Collected data:
----

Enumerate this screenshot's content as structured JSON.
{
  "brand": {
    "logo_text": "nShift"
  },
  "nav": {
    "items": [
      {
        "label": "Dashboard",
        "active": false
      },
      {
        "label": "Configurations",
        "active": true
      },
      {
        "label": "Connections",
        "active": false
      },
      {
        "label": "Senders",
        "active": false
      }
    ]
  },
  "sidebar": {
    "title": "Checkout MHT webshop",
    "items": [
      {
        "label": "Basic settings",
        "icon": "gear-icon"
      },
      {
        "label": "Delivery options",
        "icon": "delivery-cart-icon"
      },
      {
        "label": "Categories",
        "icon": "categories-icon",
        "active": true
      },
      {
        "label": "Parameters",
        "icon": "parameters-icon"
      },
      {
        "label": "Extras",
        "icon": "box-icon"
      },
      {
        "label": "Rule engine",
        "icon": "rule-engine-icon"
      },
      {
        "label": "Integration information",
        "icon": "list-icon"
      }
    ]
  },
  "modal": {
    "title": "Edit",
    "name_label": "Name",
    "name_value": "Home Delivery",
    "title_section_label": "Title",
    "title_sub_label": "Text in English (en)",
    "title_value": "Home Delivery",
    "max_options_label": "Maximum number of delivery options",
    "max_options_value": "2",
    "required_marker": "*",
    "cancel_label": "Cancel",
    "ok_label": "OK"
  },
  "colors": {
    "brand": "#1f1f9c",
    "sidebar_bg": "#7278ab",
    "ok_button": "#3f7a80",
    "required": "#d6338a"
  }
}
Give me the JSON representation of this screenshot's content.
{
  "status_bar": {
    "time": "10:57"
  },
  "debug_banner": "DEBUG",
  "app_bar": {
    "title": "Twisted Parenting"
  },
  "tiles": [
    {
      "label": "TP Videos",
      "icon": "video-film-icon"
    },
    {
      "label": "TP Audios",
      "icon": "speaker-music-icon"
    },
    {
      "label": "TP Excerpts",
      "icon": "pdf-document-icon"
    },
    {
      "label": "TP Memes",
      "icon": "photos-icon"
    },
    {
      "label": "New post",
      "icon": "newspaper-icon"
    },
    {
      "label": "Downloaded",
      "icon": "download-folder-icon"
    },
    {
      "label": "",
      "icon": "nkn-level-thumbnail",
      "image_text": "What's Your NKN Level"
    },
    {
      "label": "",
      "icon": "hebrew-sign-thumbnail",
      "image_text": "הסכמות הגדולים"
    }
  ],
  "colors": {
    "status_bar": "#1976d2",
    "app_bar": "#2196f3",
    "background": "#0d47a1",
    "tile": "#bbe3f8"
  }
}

----

REQUIREMENTS:
From the records above, report the count of lines containing "thumbnail" and nothing more.

TASK OUTPUT:
2